**Problem requirements**
Count how many lines contain "score" and reply with that number only.

'''

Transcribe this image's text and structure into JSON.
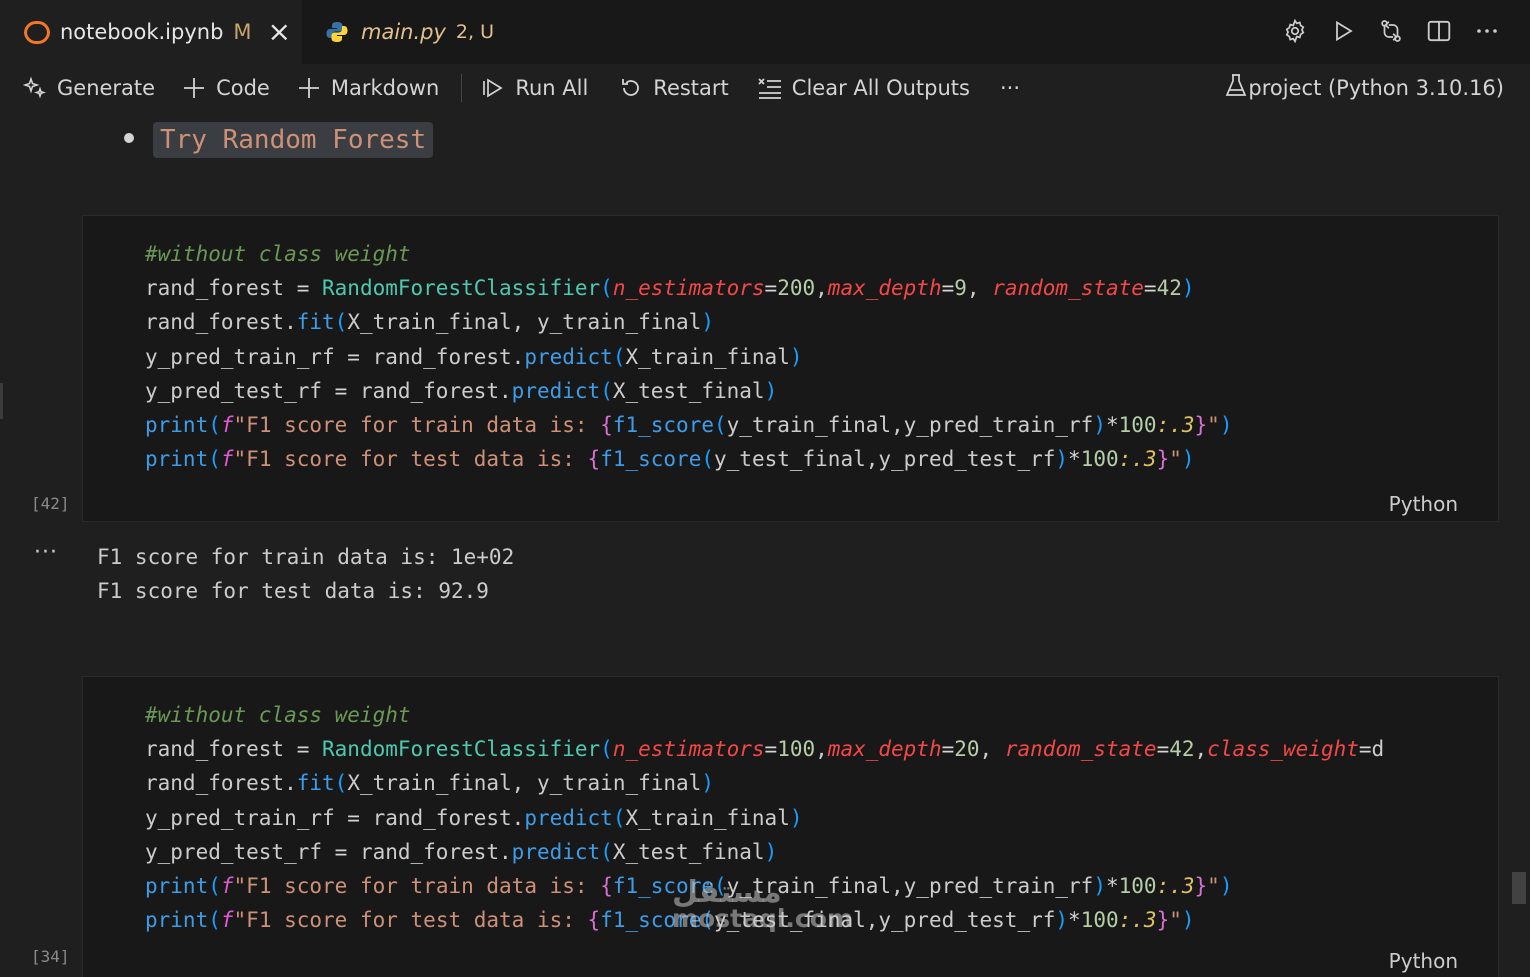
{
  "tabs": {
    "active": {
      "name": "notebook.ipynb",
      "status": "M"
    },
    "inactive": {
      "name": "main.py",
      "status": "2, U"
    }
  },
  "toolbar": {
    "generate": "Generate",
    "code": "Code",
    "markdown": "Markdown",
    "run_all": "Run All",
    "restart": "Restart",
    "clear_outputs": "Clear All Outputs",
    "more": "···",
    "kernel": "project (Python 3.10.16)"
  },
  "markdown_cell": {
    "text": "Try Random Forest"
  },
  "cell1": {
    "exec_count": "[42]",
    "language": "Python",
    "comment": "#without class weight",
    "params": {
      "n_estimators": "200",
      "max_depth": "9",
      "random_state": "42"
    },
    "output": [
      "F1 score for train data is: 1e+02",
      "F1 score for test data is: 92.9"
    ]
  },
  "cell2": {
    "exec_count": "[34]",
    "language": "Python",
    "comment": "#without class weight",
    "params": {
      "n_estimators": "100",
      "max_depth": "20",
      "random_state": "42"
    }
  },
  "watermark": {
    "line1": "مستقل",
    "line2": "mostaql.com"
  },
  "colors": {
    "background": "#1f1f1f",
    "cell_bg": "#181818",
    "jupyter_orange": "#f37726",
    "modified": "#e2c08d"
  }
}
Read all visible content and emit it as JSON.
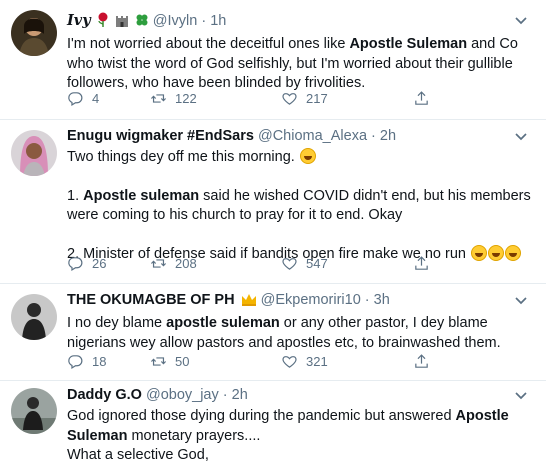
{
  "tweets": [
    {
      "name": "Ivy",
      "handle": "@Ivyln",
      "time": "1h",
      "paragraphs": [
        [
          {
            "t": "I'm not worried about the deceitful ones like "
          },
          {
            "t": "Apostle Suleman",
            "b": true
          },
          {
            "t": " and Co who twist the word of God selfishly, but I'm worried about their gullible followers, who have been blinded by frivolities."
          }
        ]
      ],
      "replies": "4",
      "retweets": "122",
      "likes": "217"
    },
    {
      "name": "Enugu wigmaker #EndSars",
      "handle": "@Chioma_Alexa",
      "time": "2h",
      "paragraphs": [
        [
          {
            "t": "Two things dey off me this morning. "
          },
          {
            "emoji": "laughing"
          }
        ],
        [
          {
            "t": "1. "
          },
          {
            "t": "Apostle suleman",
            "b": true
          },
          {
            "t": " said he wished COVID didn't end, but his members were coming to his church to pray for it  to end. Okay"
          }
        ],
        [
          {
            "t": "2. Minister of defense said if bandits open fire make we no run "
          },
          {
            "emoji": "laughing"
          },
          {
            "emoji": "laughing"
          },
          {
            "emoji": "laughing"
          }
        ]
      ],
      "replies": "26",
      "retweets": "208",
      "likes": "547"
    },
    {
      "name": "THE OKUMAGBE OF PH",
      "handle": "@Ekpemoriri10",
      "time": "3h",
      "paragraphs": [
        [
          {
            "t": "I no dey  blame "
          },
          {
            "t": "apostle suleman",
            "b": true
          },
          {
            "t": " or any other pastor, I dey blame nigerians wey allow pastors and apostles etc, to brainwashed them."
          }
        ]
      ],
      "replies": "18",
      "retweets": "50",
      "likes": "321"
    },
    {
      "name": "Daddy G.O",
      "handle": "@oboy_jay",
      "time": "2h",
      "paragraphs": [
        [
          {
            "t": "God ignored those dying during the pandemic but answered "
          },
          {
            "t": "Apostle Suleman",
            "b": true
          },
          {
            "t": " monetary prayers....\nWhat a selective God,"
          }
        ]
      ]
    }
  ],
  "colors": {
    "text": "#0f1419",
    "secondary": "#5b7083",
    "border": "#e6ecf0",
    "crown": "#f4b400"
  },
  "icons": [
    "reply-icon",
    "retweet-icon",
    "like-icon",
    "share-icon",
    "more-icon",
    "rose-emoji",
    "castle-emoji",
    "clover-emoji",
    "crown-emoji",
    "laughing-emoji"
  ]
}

'''
'''

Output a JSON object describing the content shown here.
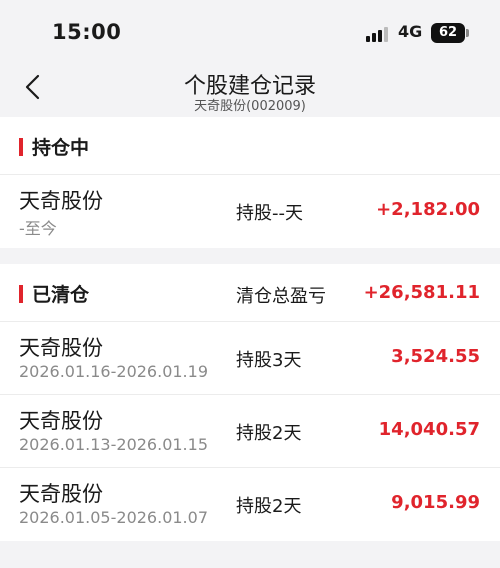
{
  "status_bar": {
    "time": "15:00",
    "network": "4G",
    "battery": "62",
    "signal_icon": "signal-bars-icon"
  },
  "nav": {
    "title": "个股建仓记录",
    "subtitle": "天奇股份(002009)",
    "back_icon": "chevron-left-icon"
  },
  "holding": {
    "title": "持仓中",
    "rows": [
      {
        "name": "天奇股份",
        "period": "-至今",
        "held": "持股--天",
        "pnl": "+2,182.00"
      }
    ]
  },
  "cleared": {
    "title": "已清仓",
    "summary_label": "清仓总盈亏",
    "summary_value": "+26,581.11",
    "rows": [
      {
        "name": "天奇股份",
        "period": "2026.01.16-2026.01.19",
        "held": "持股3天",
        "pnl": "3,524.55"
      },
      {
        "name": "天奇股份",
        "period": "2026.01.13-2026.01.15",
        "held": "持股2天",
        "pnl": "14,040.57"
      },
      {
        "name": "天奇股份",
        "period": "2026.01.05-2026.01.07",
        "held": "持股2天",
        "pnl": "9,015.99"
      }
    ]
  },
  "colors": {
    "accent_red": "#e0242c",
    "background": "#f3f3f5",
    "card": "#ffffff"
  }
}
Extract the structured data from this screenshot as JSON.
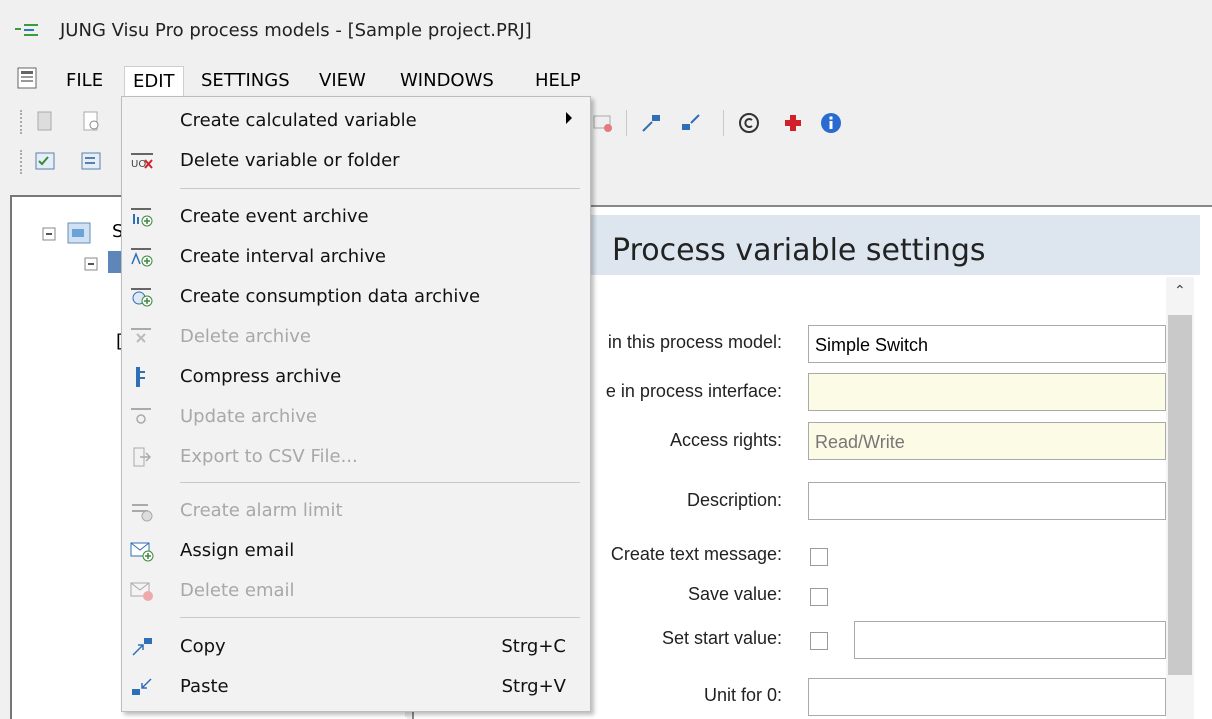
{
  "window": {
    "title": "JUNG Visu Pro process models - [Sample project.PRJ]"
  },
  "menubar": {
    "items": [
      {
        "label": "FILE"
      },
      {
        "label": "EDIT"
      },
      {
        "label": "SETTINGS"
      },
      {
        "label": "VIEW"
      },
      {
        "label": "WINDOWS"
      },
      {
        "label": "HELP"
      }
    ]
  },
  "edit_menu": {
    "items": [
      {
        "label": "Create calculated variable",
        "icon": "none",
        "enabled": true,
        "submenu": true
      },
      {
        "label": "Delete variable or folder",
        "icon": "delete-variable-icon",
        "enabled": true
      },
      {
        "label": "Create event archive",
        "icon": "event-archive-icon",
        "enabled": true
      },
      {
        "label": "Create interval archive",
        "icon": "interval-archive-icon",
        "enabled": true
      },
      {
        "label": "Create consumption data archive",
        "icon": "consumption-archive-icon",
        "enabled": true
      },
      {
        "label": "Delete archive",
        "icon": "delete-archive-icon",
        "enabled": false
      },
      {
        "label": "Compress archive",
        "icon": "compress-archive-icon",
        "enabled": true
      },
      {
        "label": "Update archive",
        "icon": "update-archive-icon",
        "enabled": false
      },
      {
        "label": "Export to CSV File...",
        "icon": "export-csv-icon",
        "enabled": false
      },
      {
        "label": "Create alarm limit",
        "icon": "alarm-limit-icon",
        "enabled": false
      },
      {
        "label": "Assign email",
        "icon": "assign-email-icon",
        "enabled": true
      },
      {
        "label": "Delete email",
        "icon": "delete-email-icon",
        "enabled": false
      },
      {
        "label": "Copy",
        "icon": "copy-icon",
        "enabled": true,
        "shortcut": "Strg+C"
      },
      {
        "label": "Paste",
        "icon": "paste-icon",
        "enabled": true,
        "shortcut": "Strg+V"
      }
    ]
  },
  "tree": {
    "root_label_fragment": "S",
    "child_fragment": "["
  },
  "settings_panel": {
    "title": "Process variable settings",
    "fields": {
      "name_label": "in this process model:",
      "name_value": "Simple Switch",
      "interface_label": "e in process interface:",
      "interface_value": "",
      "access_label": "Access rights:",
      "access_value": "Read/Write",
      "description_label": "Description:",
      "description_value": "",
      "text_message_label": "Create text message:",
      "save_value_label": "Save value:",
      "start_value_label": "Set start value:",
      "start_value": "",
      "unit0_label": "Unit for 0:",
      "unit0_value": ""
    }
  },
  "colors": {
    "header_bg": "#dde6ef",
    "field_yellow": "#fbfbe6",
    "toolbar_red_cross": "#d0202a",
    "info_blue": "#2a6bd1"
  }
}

'''

**Correct output**
2